■ **What you are asked to do**
Go through the entries below and print each one exactly, leaving out pictures.

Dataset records
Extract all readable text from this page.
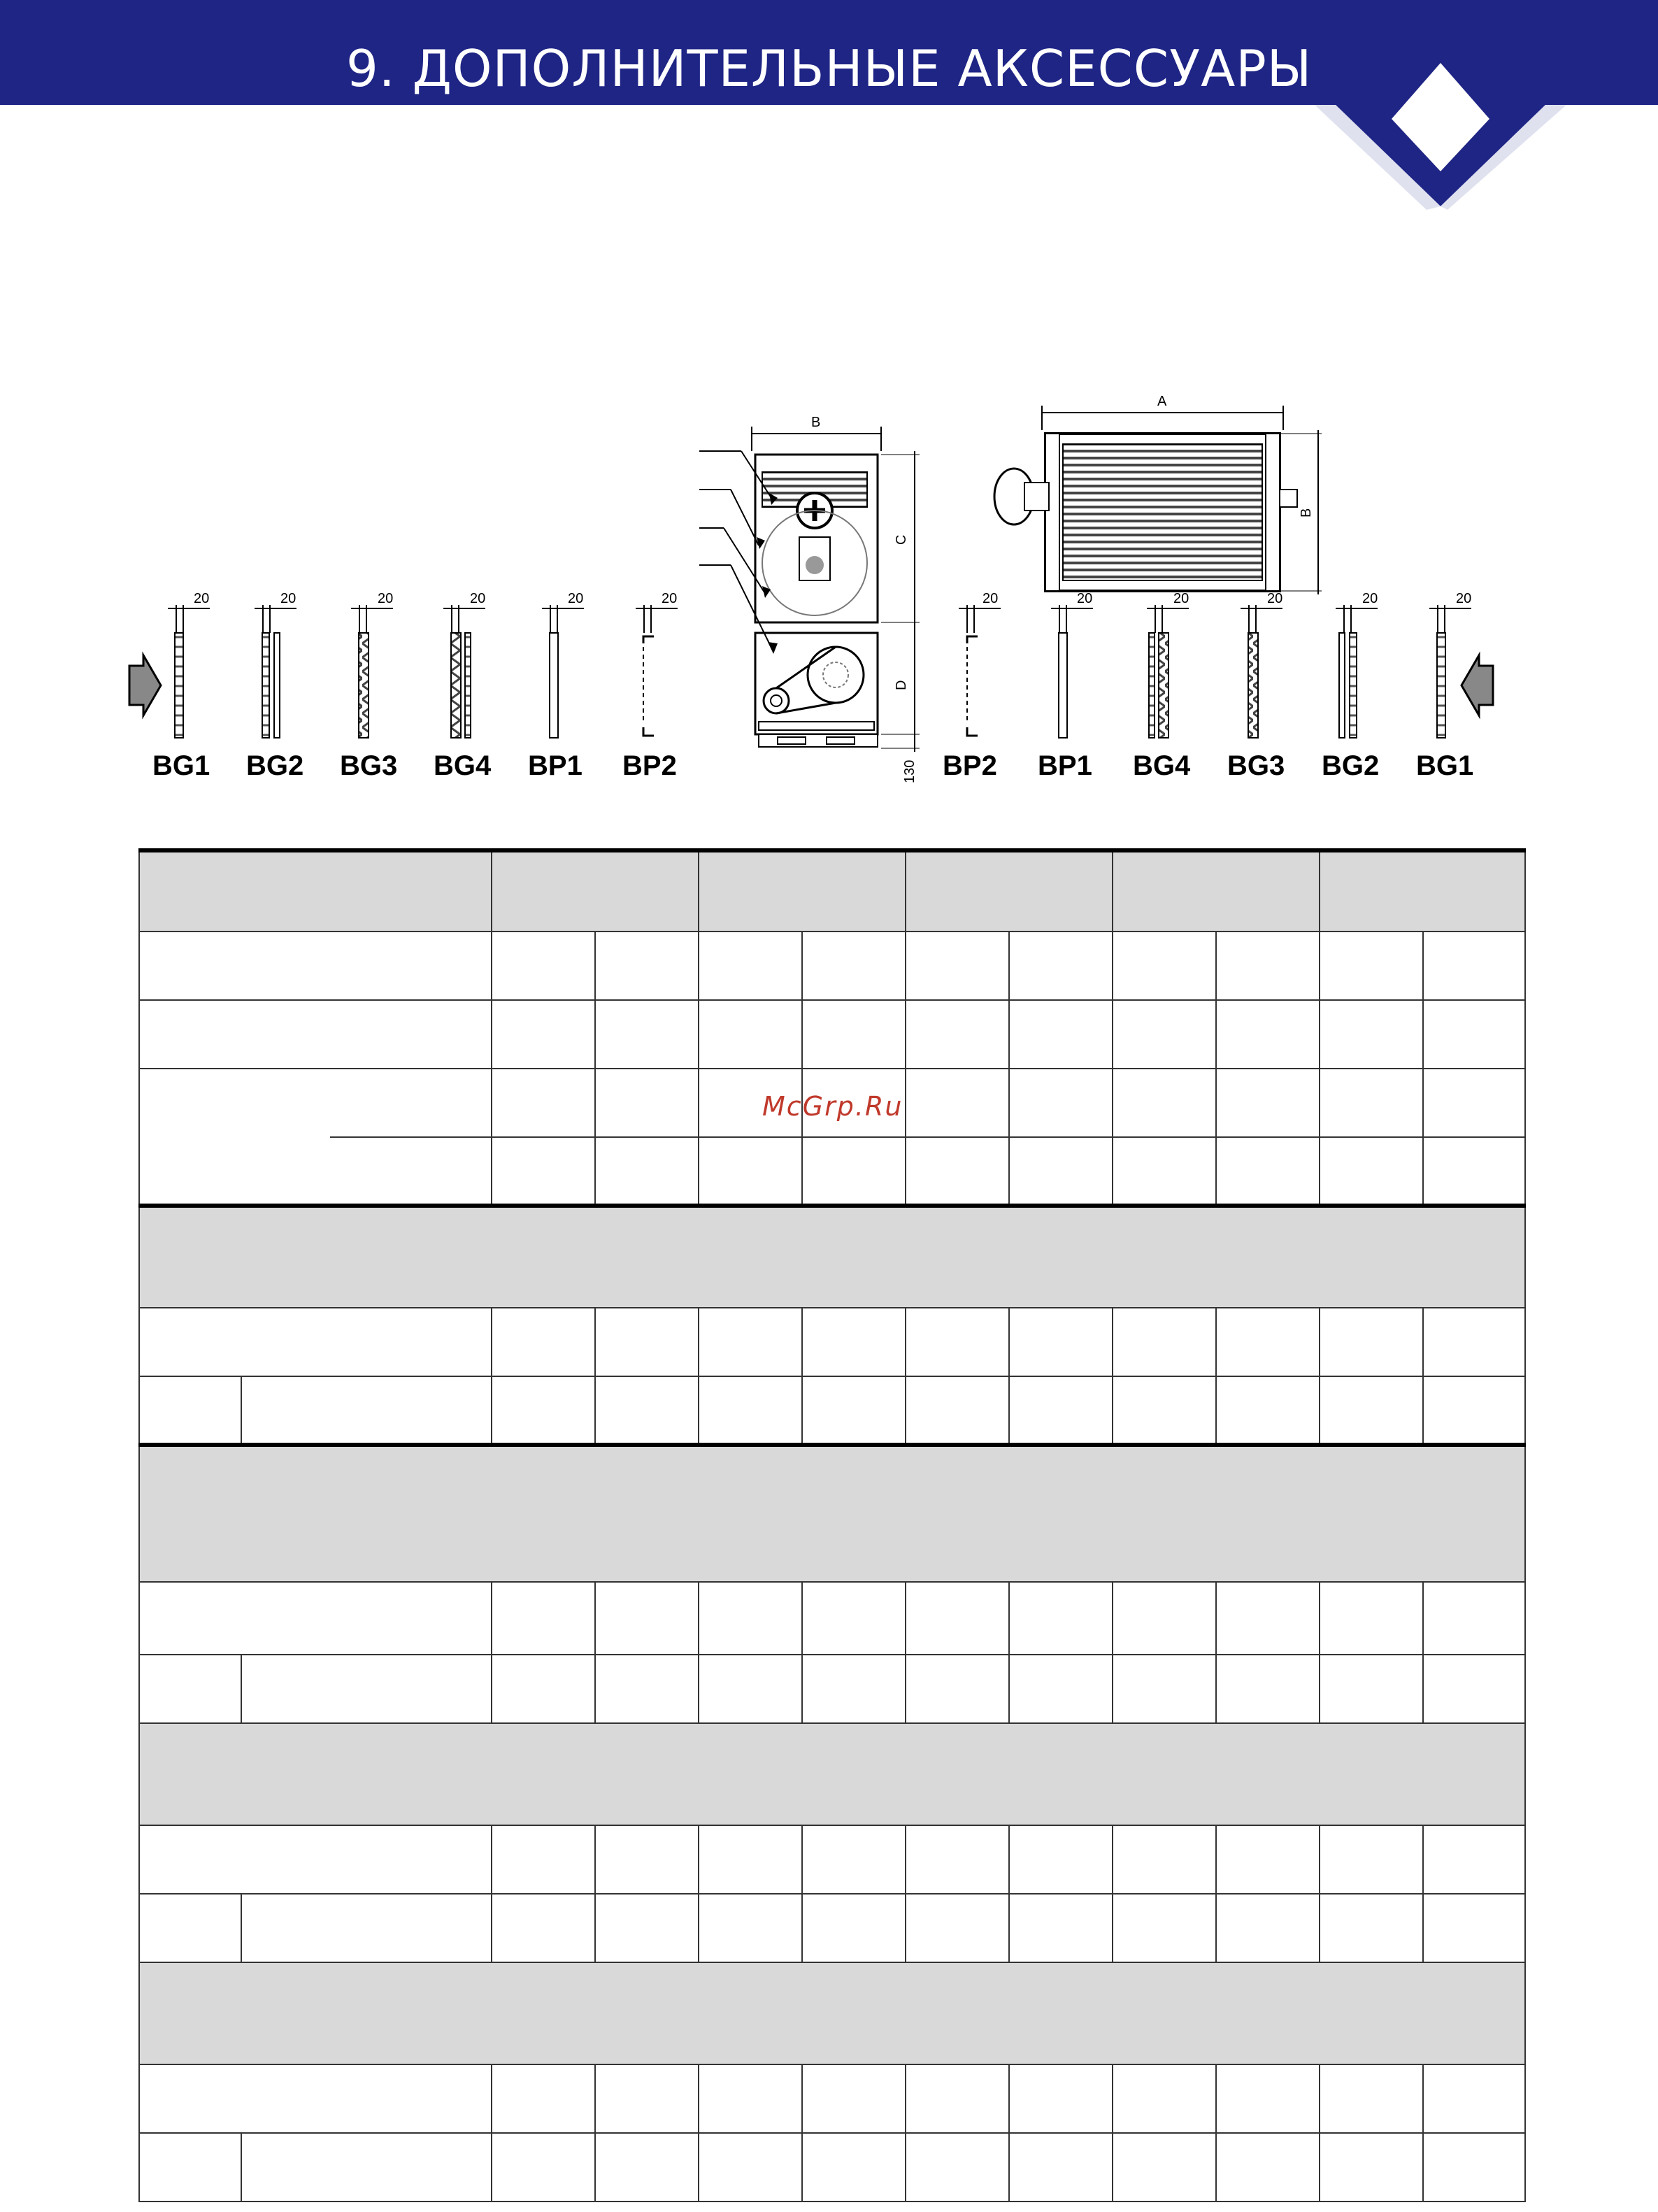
9. ДОПОЛНИТЕЛЬНЫЕ АКСЕССУАРЫ
20
BG1
20
BG2
20
BG3
20
BG4
20
BP1
20
BP2
B
C
D
130
A
B
20
BP2
20
BP1
20
BG4
20
BG3
20
BG2
20
BG1

McGrp.Ru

■ **Expected answer**
Extract all readable text from this page.
9. ДОПОЛНИТЕЛЬНЫЕ АКСЕССУАРЫ
20
BG1
20
BG2
20
BG3
20
BG4
20
BP1
20
BP2
B
C
D
130
A
B
20
BP2
20
BP1
20
BG4
20
BG3
20
BG2
20
BG1

McGrp.Ru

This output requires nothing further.